>>>>>

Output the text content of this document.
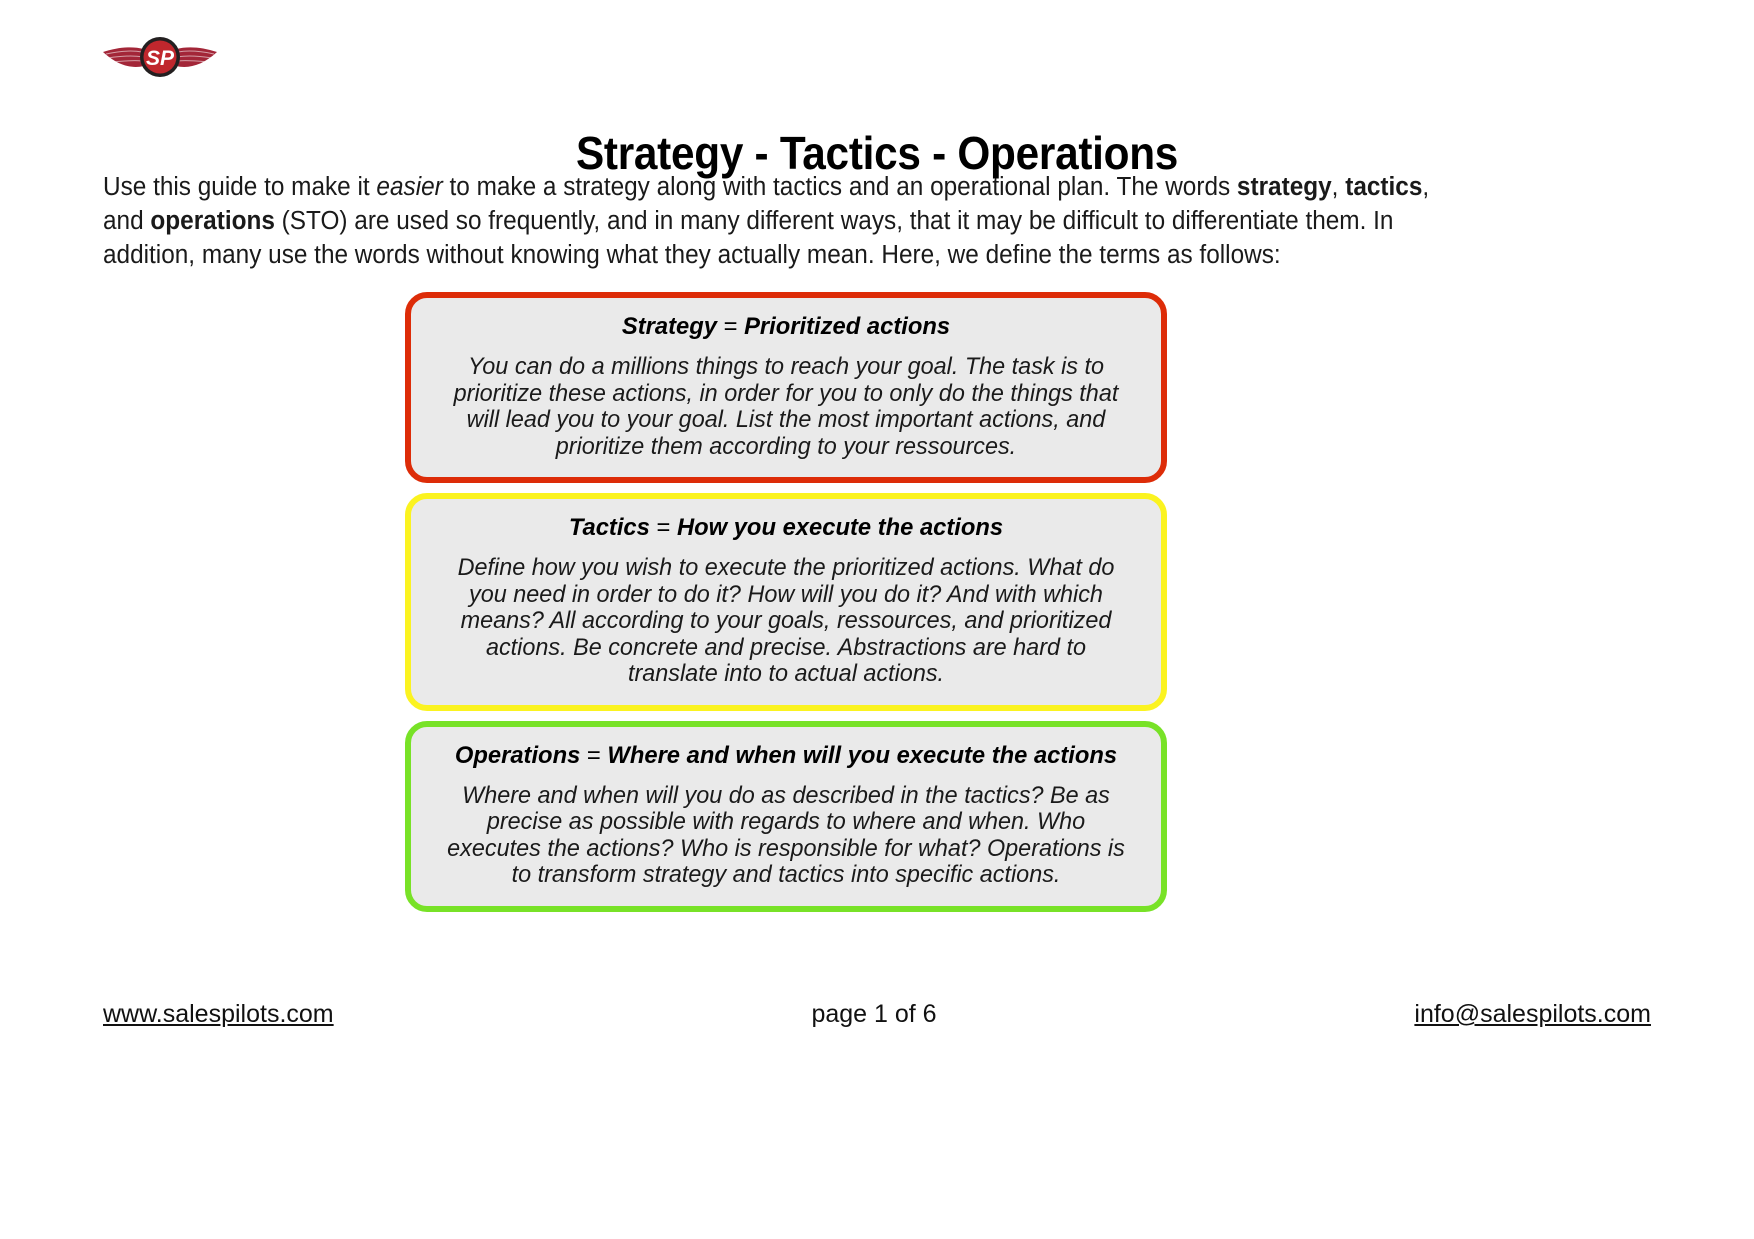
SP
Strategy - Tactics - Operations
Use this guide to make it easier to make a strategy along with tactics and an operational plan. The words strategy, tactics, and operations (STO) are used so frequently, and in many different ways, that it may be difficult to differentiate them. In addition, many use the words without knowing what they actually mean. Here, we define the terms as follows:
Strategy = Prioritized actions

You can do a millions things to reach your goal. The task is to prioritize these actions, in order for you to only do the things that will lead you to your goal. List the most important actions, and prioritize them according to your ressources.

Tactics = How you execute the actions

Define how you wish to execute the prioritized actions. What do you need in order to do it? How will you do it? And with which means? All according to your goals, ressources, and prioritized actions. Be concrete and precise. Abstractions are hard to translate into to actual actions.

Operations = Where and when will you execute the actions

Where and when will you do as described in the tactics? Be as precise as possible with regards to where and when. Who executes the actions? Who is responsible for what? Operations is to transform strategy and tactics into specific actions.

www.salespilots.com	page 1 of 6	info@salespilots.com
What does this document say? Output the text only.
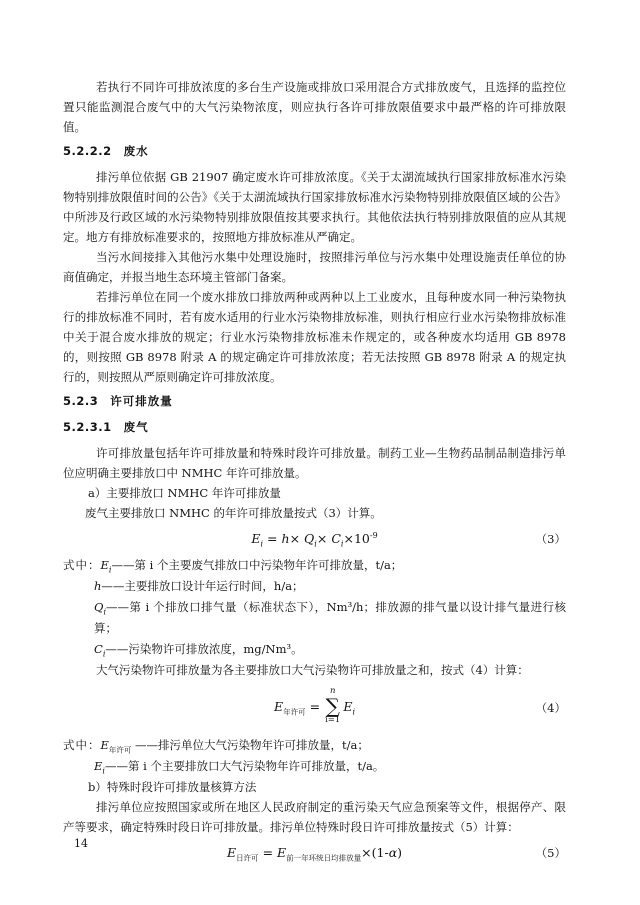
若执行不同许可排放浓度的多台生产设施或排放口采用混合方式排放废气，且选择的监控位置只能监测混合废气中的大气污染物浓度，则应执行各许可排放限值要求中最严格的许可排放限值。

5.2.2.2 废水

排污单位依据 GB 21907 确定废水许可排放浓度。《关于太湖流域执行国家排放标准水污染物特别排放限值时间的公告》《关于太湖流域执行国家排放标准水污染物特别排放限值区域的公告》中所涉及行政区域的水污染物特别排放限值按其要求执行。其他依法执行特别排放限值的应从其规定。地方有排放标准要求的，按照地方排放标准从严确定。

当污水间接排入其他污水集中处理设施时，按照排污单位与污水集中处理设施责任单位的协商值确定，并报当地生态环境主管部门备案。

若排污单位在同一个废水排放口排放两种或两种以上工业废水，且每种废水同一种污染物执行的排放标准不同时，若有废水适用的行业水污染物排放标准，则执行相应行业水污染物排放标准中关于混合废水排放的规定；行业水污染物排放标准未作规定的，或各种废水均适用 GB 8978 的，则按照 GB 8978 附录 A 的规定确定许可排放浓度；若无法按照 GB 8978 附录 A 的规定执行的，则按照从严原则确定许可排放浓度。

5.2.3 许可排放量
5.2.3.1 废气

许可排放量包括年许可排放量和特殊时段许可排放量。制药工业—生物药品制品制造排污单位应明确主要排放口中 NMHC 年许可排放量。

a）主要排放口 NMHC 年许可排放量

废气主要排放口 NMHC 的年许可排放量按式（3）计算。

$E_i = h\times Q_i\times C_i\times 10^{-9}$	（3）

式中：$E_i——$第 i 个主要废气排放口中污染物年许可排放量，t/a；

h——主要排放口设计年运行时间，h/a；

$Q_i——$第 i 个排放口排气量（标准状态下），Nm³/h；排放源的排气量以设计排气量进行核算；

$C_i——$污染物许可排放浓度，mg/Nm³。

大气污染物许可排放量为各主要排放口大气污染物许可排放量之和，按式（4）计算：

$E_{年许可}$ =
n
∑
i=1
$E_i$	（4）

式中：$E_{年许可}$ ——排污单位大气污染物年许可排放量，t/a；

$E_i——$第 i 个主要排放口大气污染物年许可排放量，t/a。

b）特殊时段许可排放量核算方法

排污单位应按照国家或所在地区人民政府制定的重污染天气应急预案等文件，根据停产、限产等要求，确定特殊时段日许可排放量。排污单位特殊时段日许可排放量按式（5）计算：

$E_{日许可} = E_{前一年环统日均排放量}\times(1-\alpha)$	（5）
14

<<<<<

§ **STATED TASK**:
The records above should be reproduced exactly, with no pictures included.

§ **COMPLETED TASK**:
Output the text content of this document.
SP
Strategy - Tactics - Operations
Use this guide to make it easier to make a strategy along with tactics and an operational plan. The words strategy, tactics, and operations (STO) are used so frequently, and in many different ways, that it may be difficult to differentiate them. In addition, many use the words without knowing what they actually mean. Here, we define the terms as follows:
Strategy = Prioritized actions

You can do a millions things to reach your goal. The task is to prioritize these actions, in order for you to only do the things that will lead you to your goal. List the most important actions, and prioritize them according to your ressources.

Tactics = How you execute the actions

Define how you wish to execute the prioritized actions. What do you need in order to do it? How will you do it? And with which means? All according to your goals, ressources, and prioritized actions. Be concrete and precise. Abstractions are hard to translate into to actual actions.

Operations = Where and when will you execute the actions

Where and when will you do as described in the tactics? Be as precise as possible with regards to where and when. Who executes the actions? Who is responsible for what? Operations is to transform strategy and tactics into specific actions.

www.salespilots.com	page 1 of 6	info@salespilots.com
What does this document say? Output the text only.
若执行不同许可排放浓度的多台生产设施或排放口采用混合方式排放废气，且选择的监控位置只能监测混合废气中的大气污染物浓度，则应执行各许可排放限值要求中最严格的许可排放限值。

5.2.2.2 废水

排污单位依据 GB 21907 确定废水许可排放浓度。《关于太湖流域执行国家排放标准水污染物特别排放限值时间的公告》《关于太湖流域执行国家排放标准水污染物特别排放限值区域的公告》中所涉及行政区域的水污染物特别排放限值按其要求执行。其他依法执行特别排放限值的应从其规定。地方有排放标准要求的，按照地方排放标准从严确定。

当污水间接排入其他污水集中处理设施时，按照排污单位与污水集中处理设施责任单位的协商值确定，并报当地生态环境主管部门备案。

若排污单位在同一个废水排放口排放两种或两种以上工业废水，且每种废水同一种污染物执行的排放标准不同时，若有废水适用的行业水污染物排放标准，则执行相应行业水污染物排放标准中关于混合废水排放的规定；行业水污染物排放标准未作规定的，或各种废水均适用 GB 8978 的，则按照 GB 8978 附录 A 的规定确定许可排放浓度；若无法按照 GB 8978 附录 A 的规定执行的，则按照从严原则确定许可排放浓度。

5.2.3 许可排放量
5.2.3.1 废气

许可排放量包括年许可排放量和特殊时段许可排放量。制药工业—生物药品制品制造排污单位应明确主要排放口中 NMHC 年许可排放量。

a）主要排放口 NMHC 年许可排放量

废气主要排放口 NMHC 的年许可排放量按式（3）计算。

$E_i = h\times Q_i\times C_i\times 10^{-9}$	（3）

式中：$E_i——$第 i 个主要废气排放口中污染物年许可排放量，t/a；

h——主要排放口设计年运行时间，h/a；

$Q_i——$第 i 个排放口排气量（标准状态下），Nm³/h；排放源的排气量以设计排气量进行核算；

$C_i——$污染物许可排放浓度，mg/Nm³。

大气污染物许可排放量为各主要排放口大气污染物许可排放量之和，按式（4）计算：

$E_{年许可}$ =
n
∑
i=1
$E_i$	（4）

式中：$E_{年许可}$ ——排污单位大气污染物年许可排放量，t/a；

$E_i——$第 i 个主要排放口大气污染物年许可排放量，t/a。

b）特殊时段许可排放量核算方法

排污单位应按照国家或所在地区人民政府制定的重污染天气应急预案等文件，根据停产、限产等要求，确定特殊时段日许可排放量。排污单位特殊时段日许可排放量按式（5）计算：

$E_{日许可} = E_{前一年环统日均排放量}\times(1-\alpha)$	（5）
14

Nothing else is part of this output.